» **Aim of the task**: Your answer should be only a number: how many lines include the word "JSON".

(Dataset entries on figures)

○ ○ ○

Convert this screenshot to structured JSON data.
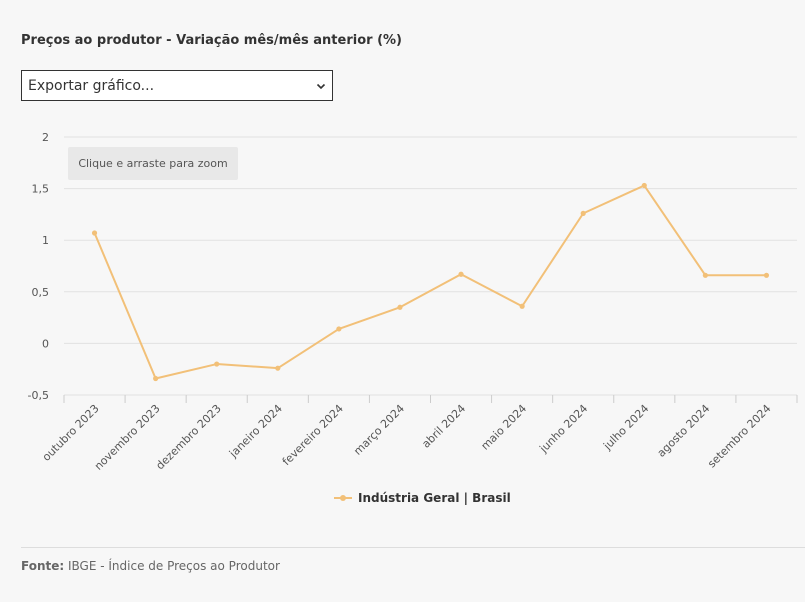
{
  "title": "Preços ao produtor - Variação mês/mês anterior (%)",
  "export": {
    "selected": "Exportar gráfico..."
  },
  "zoom_hint": "Clique e arraste para zoom",
  "source": {
    "label": "Fonte:",
    "text": " IBGE - Índice de Preços ao Produtor"
  },
  "colors": {
    "series": "#f2c078",
    "grid": "#e2e2e2",
    "axis_text": "#555555"
  },
  "chart_data": {
    "type": "line",
    "title": "Preços ao produtor - Variação mês/mês anterior (%)",
    "categories": [
      "outubro 2023",
      "novembro 2023",
      "dezembro 2023",
      "janeiro 2024",
      "fevereiro 2024",
      "março 2024",
      "abril 2024",
      "maio 2024",
      "junho 2024",
      "julho 2024",
      "agosto 2024",
      "setembro 2024"
    ],
    "series": [
      {
        "name": "Indústria Geral | Brasil",
        "values": [
          1.07,
          -0.34,
          -0.2,
          -0.24,
          0.14,
          0.35,
          0.67,
          0.36,
          1.26,
          1.53,
          0.66,
          0.66
        ]
      }
    ],
    "ylim": [
      -0.5,
      2
    ],
    "yticks": [
      -0.5,
      0,
      0.5,
      1,
      1.5,
      2
    ],
    "ytick_labels": [
      "-0,5",
      "0",
      "0,5",
      "1",
      "1,5",
      "2"
    ],
    "grid": true,
    "legend": "bottom-center"
  }
}
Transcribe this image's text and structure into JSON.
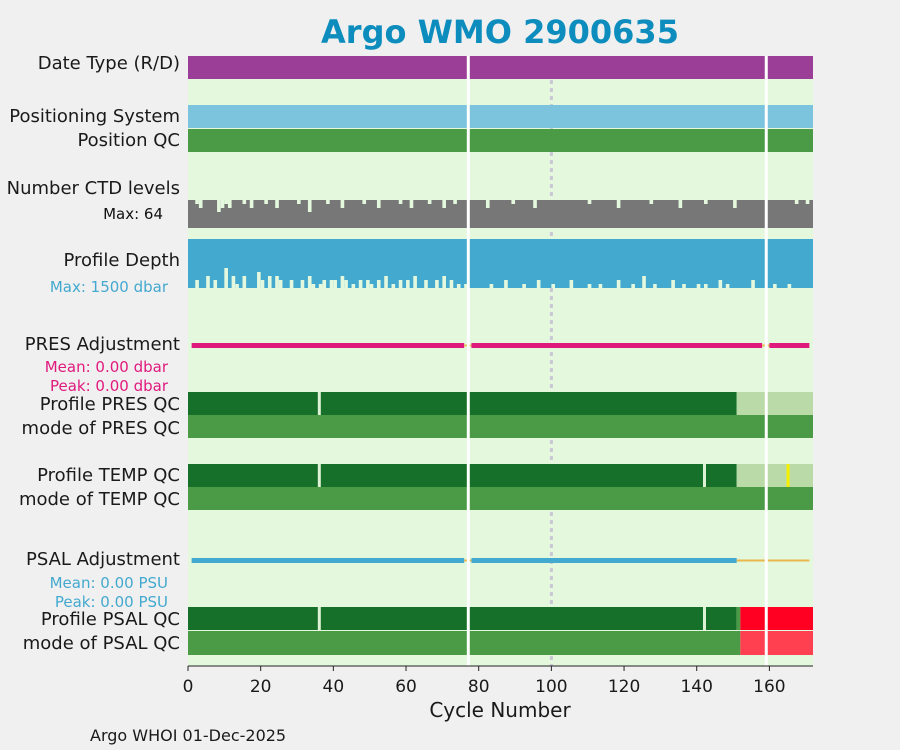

○ ○ ○

» **Result of the exercise**: 2